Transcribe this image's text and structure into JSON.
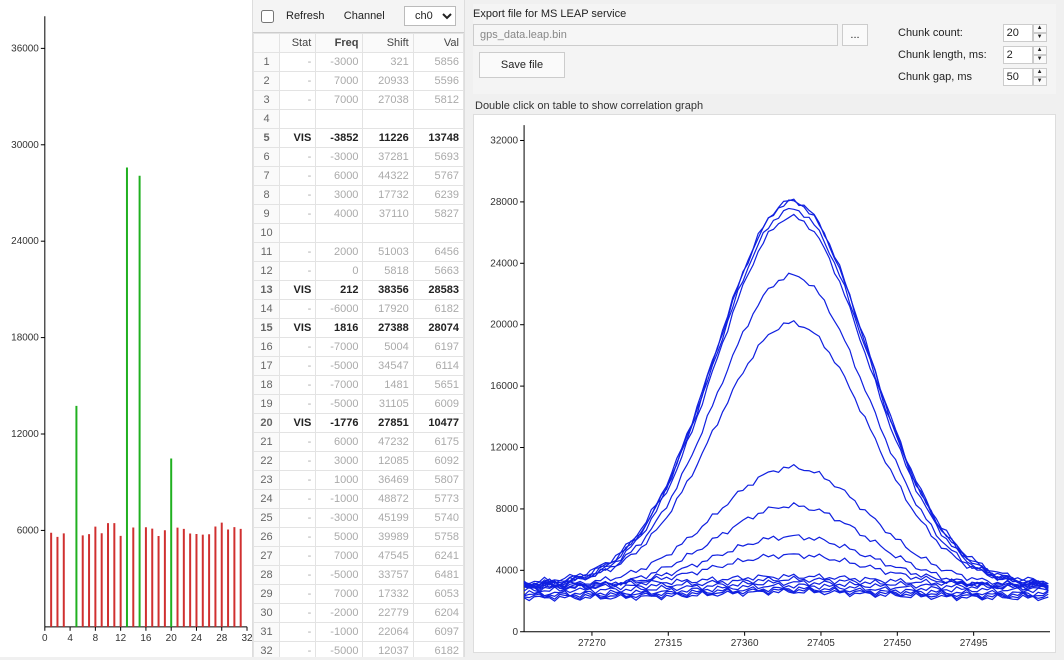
{
  "mid": {
    "refresh_label": "Refresh",
    "channel_label": "Channel",
    "channel_value": "ch0",
    "headers": {
      "idx": "",
      "stat": "Stat",
      "freq": "Freq",
      "shift": "Shift",
      "val": "Val"
    },
    "rows": [
      {
        "i": 1,
        "stat": "-",
        "freq": "-3000",
        "shift": "321",
        "val": "5856"
      },
      {
        "i": 2,
        "stat": "-",
        "freq": "7000",
        "shift": "20933",
        "val": "5596"
      },
      {
        "i": 3,
        "stat": "-",
        "freq": "7000",
        "shift": "27038",
        "val": "5812"
      },
      {
        "i": 4,
        "stat": "",
        "freq": "",
        "shift": "",
        "val": ""
      },
      {
        "i": 5,
        "stat": "VIS",
        "freq": "-3852",
        "shift": "11226",
        "val": "13748",
        "bold": true
      },
      {
        "i": 6,
        "stat": "-",
        "freq": "-3000",
        "shift": "37281",
        "val": "5693"
      },
      {
        "i": 7,
        "stat": "-",
        "freq": "6000",
        "shift": "44322",
        "val": "5767"
      },
      {
        "i": 8,
        "stat": "-",
        "freq": "3000",
        "shift": "17732",
        "val": "6239"
      },
      {
        "i": 9,
        "stat": "-",
        "freq": "4000",
        "shift": "37110",
        "val": "5827"
      },
      {
        "i": 10,
        "stat": "",
        "freq": "",
        "shift": "",
        "val": ""
      },
      {
        "i": 11,
        "stat": "-",
        "freq": "2000",
        "shift": "51003",
        "val": "6456"
      },
      {
        "i": 12,
        "stat": "-",
        "freq": "0",
        "shift": "5818",
        "val": "5663"
      },
      {
        "i": 13,
        "stat": "VIS",
        "freq": "212",
        "shift": "38356",
        "val": "28583",
        "bold": true
      },
      {
        "i": 14,
        "stat": "-",
        "freq": "-6000",
        "shift": "17920",
        "val": "6182"
      },
      {
        "i": 15,
        "stat": "VIS",
        "freq": "1816",
        "shift": "27388",
        "val": "28074",
        "bold": true
      },
      {
        "i": 16,
        "stat": "-",
        "freq": "-7000",
        "shift": "5004",
        "val": "6197"
      },
      {
        "i": 17,
        "stat": "-",
        "freq": "-5000",
        "shift": "34547",
        "val": "6114"
      },
      {
        "i": 18,
        "stat": "-",
        "freq": "-7000",
        "shift": "1481",
        "val": "5651"
      },
      {
        "i": 19,
        "stat": "-",
        "freq": "-5000",
        "shift": "31105",
        "val": "6009"
      },
      {
        "i": 20,
        "stat": "VIS",
        "freq": "-1776",
        "shift": "27851",
        "val": "10477",
        "bold": true
      },
      {
        "i": 21,
        "stat": "-",
        "freq": "6000",
        "shift": "47232",
        "val": "6175"
      },
      {
        "i": 22,
        "stat": "-",
        "freq": "3000",
        "shift": "12085",
        "val": "6092"
      },
      {
        "i": 23,
        "stat": "-",
        "freq": "1000",
        "shift": "36469",
        "val": "5807"
      },
      {
        "i": 24,
        "stat": "-",
        "freq": "-1000",
        "shift": "48872",
        "val": "5773"
      },
      {
        "i": 25,
        "stat": "-",
        "freq": "-3000",
        "shift": "45199",
        "val": "5740"
      },
      {
        "i": 26,
        "stat": "-",
        "freq": "5000",
        "shift": "39989",
        "val": "5758"
      },
      {
        "i": 27,
        "stat": "-",
        "freq": "7000",
        "shift": "47545",
        "val": "6241"
      },
      {
        "i": 28,
        "stat": "-",
        "freq": "-5000",
        "shift": "33757",
        "val": "6481"
      },
      {
        "i": 29,
        "stat": "-",
        "freq": "7000",
        "shift": "17332",
        "val": "6053"
      },
      {
        "i": 30,
        "stat": "-",
        "freq": "-2000",
        "shift": "22779",
        "val": "6204"
      },
      {
        "i": 31,
        "stat": "-",
        "freq": "-1000",
        "shift": "22064",
        "val": "6097"
      },
      {
        "i": 32,
        "stat": "-",
        "freq": "-5000",
        "shift": "12037",
        "val": "6182"
      }
    ]
  },
  "export": {
    "title": "Export file for MS LEAP service",
    "path": "gps_data.leap.bin",
    "browse": "...",
    "save": "Save file",
    "params": {
      "chunk_count_label": "Chunk count:",
      "chunk_count": "20",
      "chunk_length_label": "Chunk length, ms:",
      "chunk_length": "2",
      "chunk_gap_label": "Chunk gap, ms",
      "chunk_gap": "50"
    }
  },
  "hint": "Double click on table to show correlation graph",
  "chart_data": [
    {
      "type": "bar",
      "name": "left-bar-chart",
      "x_ticks": [
        0,
        4,
        8,
        12,
        16,
        20,
        24,
        28,
        32
      ],
      "y_ticks": [
        6000,
        12000,
        18000,
        24000,
        30000,
        36000
      ],
      "xlim": [
        0,
        32
      ],
      "ylim": [
        0,
        38000
      ],
      "series": [
        {
          "name": "red",
          "color": "#d03030",
          "x": [
            1,
            2,
            3,
            6,
            7,
            8,
            9,
            10,
            11,
            12,
            14,
            16,
            17,
            18,
            19,
            21,
            22,
            23,
            24,
            25,
            26,
            27,
            28,
            29,
            30,
            31
          ],
          "values": [
            5856,
            5596,
            5812,
            5693,
            5767,
            6239,
            5827,
            6456,
            6456,
            5663,
            6182,
            6197,
            6114,
            5651,
            6009,
            6175,
            6092,
            5807,
            5773,
            5740,
            5758,
            6241,
            6481,
            6053,
            6204,
            6097
          ]
        },
        {
          "name": "green",
          "color": "#20b020",
          "x": [
            5,
            13,
            15,
            20
          ],
          "values": [
            13748,
            28583,
            28074,
            10477
          ]
        }
      ]
    },
    {
      "type": "line",
      "name": "correlation-graph",
      "x_ticks": [
        27270,
        27315,
        27360,
        27405,
        27450,
        27495
      ],
      "y_ticks": [
        0,
        4000,
        8000,
        12000,
        16000,
        20000,
        24000,
        28000,
        32000
      ],
      "xlim": [
        27230,
        27540
      ],
      "ylim": [
        0,
        33000
      ],
      "peak_x": 27388,
      "series": [
        {
          "name": "trace1",
          "color": "#1020e0",
          "peak": 28074,
          "base": 3200
        },
        {
          "name": "trace2",
          "color": "#1020e0",
          "peak": 28000,
          "base": 3000
        },
        {
          "name": "trace3",
          "color": "#1020e0",
          "peak": 27500,
          "base": 3100
        },
        {
          "name": "trace4",
          "color": "#1020e0",
          "peak": 27000,
          "base": 2900
        },
        {
          "name": "trace5",
          "color": "#1020e0",
          "peak": 23200,
          "base": 3000
        },
        {
          "name": "trace6",
          "color": "#1020e0",
          "peak": 20100,
          "base": 3100
        },
        {
          "name": "trace7",
          "color": "#1020e0",
          "peak": 10700,
          "base": 3000
        },
        {
          "name": "trace8",
          "color": "#1020e0",
          "peak": 8200,
          "base": 2800
        },
        {
          "name": "trace9",
          "color": "#1020e0",
          "peak": 6200,
          "base": 2900
        },
        {
          "name": "trace10",
          "color": "#1020e0",
          "peak": 5000,
          "base": 3000
        },
        {
          "name": "flat1",
          "color": "#1020e0",
          "peak": 3600,
          "base": 3100
        },
        {
          "name": "flat2",
          "color": "#1020e0",
          "peak": 3400,
          "base": 2900
        },
        {
          "name": "flat3",
          "color": "#1020e0",
          "peak": 3200,
          "base": 2700
        },
        {
          "name": "flat4",
          "color": "#1020e0",
          "peak": 3000,
          "base": 2500
        },
        {
          "name": "flat5",
          "color": "#1020e0",
          "peak": 2800,
          "base": 2400
        },
        {
          "name": "flat6",
          "color": "#1020e0",
          "peak": 2700,
          "base": 2300
        },
        {
          "name": "flat7",
          "color": "#1020e0",
          "peak": 2600,
          "base": 2200
        }
      ]
    }
  ]
}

━━━━━━━━━━

* SET PROBLEM *
Copy down every line of the material above that includes the string "correlation".

* SOLUTION FOR THIS PROBLEM *
  "hint": "Double click on table to show correlation graph",
      "name": "correlation-graph",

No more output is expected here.